Set problem: Copy every line that contains the string "значаја" from the entries below.

[Stored items from a collection]
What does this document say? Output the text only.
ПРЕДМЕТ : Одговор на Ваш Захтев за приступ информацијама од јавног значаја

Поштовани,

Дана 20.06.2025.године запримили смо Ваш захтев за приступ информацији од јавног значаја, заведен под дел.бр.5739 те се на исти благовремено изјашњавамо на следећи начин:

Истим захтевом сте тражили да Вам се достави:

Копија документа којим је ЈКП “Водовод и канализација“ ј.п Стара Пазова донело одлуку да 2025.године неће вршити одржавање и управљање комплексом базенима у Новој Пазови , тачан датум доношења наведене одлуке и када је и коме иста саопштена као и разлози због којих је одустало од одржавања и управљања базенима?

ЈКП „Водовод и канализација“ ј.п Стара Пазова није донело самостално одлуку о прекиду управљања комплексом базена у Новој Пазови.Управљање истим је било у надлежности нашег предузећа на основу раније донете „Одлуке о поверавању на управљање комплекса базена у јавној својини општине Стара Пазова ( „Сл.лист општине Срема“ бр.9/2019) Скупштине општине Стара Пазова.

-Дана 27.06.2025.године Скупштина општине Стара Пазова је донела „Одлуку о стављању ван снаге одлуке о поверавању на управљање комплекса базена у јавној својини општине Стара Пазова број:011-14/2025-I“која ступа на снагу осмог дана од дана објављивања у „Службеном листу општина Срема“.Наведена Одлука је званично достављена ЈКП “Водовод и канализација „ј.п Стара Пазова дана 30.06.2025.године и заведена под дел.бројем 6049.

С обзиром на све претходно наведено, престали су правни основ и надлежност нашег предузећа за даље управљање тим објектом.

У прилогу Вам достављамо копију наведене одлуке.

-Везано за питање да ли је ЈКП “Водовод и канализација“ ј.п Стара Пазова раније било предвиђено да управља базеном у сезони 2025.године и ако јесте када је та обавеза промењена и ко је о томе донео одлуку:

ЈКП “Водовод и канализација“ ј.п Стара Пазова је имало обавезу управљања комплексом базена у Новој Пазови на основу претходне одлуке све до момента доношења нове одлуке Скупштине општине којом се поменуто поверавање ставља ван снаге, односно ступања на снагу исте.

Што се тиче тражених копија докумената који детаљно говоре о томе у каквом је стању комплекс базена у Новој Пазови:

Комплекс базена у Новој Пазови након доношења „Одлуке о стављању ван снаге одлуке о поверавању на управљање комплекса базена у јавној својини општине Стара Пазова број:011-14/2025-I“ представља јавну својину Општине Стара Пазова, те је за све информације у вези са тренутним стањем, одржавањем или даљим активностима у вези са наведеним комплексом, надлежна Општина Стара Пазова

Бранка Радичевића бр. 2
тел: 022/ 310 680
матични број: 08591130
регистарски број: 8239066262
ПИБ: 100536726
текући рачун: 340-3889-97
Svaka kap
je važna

Written solution:
ПРЕДМЕТ : Одговор на Ваш Захтев за приступ информацијама од јавног значаја
Дана 20.06.2025.године запримили смо Ваш захтев за приступ информацији од јавног значаја, заведен под дел.бр.5739 те се на исти благовремено изјашњавамо на следећи начин:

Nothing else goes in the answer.